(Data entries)
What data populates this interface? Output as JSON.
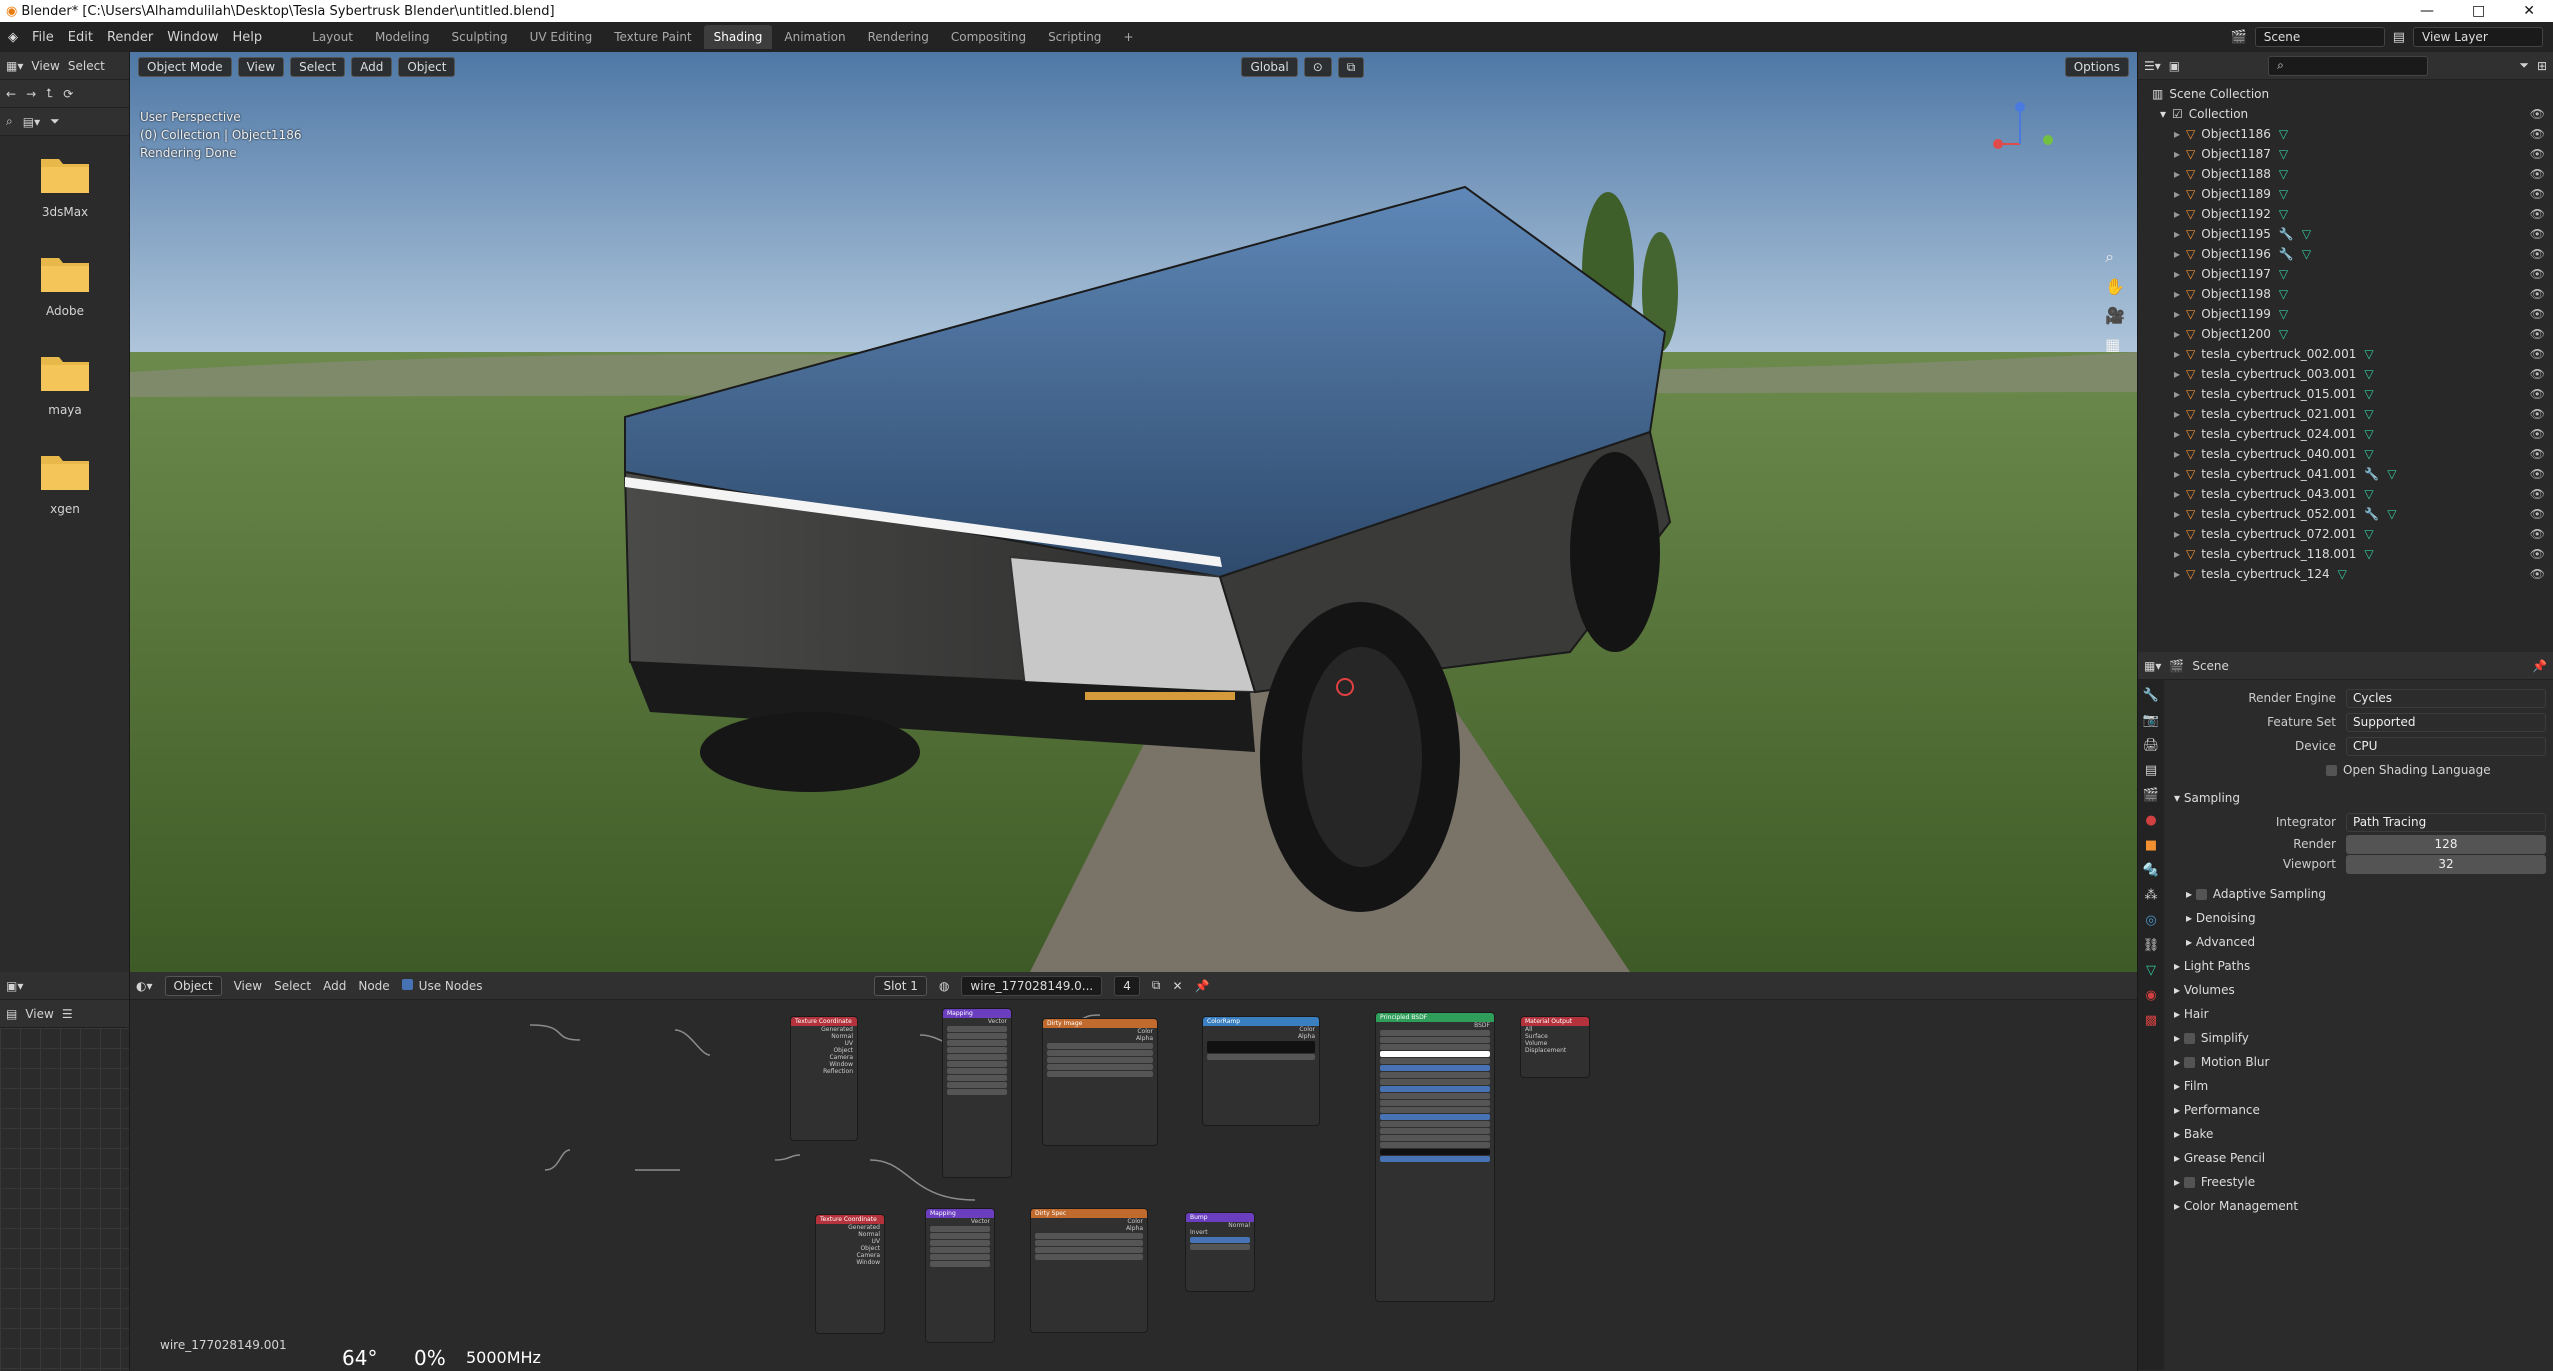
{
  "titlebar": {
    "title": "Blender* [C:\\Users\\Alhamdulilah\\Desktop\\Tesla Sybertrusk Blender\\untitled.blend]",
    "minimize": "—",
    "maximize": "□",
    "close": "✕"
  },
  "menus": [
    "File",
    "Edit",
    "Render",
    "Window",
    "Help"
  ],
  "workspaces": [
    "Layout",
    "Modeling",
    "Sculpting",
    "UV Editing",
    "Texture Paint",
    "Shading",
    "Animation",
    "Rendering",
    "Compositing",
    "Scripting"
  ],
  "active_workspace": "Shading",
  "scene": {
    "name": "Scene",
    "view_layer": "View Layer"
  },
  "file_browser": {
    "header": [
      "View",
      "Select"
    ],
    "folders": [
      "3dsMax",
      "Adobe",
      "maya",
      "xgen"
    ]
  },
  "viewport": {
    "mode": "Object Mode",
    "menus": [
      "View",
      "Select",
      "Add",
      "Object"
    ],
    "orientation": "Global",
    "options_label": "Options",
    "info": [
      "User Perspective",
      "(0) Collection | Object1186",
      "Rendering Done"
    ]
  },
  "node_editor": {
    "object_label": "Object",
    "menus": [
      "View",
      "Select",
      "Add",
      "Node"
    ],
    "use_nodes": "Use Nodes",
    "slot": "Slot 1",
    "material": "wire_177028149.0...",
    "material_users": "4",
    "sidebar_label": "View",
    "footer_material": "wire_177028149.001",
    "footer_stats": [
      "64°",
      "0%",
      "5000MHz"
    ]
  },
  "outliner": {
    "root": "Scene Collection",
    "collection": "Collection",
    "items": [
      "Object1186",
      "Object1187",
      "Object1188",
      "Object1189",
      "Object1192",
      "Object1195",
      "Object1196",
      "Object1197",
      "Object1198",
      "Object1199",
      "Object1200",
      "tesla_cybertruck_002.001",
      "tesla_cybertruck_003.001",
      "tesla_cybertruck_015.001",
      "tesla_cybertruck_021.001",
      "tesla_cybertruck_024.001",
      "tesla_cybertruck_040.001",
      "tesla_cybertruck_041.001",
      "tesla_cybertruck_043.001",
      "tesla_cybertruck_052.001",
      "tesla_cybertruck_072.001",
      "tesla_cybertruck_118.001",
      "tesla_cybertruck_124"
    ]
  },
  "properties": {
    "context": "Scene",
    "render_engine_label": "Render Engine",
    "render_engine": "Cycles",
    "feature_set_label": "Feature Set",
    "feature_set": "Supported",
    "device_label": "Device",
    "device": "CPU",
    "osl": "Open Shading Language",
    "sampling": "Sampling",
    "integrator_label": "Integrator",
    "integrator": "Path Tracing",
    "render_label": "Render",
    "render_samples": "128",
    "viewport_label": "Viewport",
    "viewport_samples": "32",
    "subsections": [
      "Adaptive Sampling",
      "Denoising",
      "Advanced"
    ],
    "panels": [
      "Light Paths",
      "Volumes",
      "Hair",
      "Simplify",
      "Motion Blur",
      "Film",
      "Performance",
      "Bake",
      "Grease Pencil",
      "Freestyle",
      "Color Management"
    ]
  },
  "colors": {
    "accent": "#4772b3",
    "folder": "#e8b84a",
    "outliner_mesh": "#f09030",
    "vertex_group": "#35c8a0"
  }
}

PROBLEM TO SOLVE
Scan the material for lines with the word "Sampling", and copy each line you find.

RESPONSE TO THE EXERCISE
    "sampling": "Sampling",
      "Adaptive Sampling",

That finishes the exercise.